## STATED GOAL
What number of lines hold the word "Sumari"? State that number and nothing besides.

## GIVEN DATA
╔══

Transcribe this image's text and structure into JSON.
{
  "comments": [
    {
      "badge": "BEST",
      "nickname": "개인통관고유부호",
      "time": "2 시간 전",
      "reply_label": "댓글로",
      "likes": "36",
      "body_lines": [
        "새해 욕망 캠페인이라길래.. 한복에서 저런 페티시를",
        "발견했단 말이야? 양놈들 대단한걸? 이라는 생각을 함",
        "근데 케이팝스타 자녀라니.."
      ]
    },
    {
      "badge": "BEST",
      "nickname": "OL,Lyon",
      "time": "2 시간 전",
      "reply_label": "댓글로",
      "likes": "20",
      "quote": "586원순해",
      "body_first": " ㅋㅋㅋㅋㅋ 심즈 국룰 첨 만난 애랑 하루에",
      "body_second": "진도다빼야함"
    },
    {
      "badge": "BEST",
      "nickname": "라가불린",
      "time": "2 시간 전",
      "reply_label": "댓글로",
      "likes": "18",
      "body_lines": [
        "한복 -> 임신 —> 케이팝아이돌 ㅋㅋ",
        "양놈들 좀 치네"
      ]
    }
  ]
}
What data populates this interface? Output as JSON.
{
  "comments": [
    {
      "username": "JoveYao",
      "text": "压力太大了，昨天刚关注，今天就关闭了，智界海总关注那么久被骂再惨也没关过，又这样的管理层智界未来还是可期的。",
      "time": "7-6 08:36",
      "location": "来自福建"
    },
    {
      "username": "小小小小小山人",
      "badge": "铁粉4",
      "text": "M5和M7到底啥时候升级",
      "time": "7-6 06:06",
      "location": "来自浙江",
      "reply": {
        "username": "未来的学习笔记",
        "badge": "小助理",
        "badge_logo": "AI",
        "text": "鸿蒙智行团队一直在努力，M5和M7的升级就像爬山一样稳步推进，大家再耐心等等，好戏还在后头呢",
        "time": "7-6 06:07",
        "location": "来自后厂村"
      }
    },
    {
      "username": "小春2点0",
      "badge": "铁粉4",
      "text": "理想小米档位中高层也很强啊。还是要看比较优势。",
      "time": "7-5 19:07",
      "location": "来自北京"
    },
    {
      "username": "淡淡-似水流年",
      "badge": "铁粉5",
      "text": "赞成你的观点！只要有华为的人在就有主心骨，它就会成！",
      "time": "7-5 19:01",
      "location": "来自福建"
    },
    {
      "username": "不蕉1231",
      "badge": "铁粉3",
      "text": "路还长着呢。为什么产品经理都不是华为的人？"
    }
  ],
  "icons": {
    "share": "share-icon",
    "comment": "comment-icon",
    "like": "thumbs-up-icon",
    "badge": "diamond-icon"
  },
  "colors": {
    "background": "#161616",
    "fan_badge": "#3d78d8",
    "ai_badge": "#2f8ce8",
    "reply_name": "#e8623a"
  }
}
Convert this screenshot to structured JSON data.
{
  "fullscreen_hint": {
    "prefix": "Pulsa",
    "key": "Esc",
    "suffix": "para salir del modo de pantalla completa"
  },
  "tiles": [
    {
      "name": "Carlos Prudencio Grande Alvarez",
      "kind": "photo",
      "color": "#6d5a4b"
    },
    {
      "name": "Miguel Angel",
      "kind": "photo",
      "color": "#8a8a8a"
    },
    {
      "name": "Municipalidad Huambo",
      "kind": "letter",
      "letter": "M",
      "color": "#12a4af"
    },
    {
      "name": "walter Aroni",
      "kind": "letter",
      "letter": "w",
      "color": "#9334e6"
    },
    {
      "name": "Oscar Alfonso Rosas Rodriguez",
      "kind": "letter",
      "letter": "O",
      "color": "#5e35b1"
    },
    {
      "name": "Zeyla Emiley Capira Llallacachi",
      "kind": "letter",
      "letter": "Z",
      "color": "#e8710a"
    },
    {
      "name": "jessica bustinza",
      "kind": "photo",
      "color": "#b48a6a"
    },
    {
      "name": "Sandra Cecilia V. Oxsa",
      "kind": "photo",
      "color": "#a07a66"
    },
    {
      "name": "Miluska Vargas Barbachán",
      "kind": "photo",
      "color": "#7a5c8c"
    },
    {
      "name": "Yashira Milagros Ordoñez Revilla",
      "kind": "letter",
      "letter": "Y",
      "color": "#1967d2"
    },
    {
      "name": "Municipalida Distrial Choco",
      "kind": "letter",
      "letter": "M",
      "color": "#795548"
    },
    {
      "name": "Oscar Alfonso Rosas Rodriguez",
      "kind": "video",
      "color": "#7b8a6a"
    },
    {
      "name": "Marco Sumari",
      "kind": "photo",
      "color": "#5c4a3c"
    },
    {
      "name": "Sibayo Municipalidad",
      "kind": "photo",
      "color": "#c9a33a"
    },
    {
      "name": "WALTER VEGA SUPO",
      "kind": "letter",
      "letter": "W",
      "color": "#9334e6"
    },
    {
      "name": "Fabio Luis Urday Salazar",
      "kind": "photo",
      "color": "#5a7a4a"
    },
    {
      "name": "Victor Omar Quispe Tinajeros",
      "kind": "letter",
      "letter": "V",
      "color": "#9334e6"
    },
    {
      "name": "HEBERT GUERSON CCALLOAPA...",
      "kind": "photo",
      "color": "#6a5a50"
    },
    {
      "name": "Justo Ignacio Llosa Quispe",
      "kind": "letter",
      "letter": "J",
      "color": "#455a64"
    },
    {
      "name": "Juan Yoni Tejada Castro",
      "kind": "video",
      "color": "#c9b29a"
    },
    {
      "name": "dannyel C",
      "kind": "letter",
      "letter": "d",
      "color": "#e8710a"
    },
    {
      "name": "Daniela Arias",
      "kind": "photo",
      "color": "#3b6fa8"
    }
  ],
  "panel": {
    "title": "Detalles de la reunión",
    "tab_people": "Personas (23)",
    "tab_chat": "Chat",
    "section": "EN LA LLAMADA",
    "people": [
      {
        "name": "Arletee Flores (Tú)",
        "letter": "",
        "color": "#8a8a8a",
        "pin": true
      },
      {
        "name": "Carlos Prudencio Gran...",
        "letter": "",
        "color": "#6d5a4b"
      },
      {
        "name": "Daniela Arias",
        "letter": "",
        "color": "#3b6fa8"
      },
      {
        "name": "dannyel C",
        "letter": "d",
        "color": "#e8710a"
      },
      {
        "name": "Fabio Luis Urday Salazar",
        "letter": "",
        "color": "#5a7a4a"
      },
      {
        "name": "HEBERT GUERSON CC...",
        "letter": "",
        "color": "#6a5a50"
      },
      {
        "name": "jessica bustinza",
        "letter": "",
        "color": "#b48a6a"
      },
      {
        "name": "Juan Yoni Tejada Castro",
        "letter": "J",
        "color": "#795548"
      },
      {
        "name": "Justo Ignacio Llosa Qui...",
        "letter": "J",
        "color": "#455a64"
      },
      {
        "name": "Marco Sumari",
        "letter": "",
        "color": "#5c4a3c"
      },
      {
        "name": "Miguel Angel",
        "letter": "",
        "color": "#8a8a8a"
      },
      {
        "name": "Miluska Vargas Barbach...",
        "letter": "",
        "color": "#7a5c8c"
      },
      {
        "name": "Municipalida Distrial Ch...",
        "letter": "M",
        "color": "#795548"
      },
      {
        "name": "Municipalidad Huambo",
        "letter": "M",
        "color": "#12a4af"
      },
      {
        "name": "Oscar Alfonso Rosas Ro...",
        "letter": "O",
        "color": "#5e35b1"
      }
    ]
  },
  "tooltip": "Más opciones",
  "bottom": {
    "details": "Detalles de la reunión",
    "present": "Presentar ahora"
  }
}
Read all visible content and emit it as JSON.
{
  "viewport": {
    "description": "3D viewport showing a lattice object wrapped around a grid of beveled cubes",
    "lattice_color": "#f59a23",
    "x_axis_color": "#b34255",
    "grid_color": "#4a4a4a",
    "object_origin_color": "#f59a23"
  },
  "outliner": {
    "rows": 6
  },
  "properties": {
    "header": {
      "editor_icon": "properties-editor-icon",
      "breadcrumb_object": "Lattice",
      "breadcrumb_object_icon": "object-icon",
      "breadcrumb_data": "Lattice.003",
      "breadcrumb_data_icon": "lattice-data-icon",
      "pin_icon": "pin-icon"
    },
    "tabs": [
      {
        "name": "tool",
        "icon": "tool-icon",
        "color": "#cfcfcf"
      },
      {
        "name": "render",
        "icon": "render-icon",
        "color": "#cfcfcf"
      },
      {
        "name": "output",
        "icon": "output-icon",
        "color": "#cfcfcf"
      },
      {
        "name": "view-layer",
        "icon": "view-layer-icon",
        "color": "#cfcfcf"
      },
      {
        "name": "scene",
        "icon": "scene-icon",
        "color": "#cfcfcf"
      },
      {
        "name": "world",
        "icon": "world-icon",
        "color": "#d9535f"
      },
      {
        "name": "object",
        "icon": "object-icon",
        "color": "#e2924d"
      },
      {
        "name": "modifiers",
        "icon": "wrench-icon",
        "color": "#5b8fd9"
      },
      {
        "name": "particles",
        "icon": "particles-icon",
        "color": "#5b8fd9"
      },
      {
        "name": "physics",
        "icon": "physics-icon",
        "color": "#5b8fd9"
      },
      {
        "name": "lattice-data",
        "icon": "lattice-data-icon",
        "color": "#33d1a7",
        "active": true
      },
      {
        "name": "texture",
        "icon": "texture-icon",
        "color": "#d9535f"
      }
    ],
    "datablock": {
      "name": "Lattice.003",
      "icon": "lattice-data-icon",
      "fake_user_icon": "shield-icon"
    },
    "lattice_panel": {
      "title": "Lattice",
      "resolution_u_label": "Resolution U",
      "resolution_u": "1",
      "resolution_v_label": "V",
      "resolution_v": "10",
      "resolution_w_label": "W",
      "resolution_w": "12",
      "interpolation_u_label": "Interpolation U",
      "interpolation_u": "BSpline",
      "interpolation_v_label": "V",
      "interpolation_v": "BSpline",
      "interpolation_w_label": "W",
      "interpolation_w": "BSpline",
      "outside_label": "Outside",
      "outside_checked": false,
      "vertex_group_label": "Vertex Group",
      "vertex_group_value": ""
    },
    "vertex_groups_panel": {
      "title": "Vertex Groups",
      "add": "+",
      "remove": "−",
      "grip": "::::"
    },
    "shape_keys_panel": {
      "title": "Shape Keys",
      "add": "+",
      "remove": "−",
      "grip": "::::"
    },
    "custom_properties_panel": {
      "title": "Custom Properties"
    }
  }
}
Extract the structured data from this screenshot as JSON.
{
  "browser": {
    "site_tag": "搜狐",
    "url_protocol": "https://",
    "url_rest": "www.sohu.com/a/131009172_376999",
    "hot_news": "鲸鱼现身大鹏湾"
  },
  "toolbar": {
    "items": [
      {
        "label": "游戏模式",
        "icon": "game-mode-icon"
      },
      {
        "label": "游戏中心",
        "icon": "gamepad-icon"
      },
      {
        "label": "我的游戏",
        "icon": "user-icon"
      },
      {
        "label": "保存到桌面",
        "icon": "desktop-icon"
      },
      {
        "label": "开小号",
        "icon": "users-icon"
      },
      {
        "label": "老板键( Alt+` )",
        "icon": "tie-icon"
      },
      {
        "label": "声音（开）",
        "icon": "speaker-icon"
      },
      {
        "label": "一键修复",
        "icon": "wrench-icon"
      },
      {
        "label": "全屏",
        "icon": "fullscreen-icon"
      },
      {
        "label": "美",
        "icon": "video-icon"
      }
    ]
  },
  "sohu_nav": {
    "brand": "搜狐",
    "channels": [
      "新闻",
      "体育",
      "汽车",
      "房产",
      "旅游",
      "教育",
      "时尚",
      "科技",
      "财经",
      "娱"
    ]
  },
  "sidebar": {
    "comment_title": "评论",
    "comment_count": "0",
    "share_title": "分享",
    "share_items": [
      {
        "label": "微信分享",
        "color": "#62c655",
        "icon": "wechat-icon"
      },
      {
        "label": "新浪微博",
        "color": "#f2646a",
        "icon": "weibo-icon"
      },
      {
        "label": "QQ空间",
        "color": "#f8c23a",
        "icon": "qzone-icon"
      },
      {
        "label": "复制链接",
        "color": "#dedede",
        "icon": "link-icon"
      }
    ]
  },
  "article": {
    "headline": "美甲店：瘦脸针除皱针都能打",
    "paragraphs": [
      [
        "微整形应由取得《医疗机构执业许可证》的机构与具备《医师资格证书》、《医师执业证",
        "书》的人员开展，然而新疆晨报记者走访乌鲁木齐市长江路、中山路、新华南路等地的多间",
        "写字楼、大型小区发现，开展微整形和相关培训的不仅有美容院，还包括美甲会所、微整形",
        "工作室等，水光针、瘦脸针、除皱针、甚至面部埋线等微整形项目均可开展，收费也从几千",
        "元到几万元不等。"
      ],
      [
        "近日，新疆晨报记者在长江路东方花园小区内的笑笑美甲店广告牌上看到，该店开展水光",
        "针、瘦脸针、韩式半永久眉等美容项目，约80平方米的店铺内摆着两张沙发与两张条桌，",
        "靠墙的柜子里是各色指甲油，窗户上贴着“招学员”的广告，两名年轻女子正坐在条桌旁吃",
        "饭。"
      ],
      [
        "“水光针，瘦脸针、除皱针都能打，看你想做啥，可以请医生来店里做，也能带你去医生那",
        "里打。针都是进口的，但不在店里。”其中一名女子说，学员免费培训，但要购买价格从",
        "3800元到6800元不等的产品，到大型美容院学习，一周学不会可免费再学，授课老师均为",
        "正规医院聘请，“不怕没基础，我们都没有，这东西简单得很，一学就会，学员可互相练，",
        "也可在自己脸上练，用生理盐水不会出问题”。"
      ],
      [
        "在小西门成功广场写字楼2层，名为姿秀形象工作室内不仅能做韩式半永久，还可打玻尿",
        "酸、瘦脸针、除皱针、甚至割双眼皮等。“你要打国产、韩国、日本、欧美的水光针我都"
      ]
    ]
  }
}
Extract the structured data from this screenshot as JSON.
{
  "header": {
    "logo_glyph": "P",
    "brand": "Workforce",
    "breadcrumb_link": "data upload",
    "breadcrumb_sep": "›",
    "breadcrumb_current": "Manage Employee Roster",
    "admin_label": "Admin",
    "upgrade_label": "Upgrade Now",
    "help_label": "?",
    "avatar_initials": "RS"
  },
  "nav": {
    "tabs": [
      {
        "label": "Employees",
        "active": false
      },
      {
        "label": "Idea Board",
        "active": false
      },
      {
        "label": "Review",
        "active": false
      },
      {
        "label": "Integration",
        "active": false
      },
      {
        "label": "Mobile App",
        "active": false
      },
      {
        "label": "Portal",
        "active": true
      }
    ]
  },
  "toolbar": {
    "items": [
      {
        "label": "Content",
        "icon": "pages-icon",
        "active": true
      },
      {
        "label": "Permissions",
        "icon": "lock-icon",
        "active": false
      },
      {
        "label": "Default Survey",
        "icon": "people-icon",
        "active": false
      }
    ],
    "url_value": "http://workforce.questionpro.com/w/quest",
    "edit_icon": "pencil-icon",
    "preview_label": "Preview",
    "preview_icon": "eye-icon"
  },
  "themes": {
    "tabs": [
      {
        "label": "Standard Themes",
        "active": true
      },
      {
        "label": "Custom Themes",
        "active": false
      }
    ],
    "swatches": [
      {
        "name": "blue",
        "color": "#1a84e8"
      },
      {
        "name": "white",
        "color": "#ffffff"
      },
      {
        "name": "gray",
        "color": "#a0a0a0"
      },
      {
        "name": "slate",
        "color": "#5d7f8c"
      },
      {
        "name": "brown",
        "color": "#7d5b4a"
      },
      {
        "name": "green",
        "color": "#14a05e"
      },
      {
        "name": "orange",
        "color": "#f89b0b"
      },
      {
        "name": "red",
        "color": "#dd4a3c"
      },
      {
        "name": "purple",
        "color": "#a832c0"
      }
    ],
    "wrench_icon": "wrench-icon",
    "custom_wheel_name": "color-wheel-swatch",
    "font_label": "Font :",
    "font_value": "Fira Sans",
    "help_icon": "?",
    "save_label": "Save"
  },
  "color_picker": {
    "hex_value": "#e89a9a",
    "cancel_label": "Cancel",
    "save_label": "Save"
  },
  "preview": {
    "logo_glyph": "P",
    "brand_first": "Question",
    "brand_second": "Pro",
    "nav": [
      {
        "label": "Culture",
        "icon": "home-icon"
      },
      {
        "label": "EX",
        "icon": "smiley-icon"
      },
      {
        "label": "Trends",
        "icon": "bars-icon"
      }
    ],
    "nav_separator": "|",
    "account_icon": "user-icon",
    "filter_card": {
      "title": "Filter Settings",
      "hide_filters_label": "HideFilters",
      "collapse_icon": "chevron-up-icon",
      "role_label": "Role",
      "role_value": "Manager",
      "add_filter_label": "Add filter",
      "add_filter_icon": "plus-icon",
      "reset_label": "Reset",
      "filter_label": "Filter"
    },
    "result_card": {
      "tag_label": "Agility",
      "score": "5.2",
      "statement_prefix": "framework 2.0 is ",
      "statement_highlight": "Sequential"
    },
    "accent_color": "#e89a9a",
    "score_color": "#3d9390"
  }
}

╚══

## RESULT OF THE TASK
2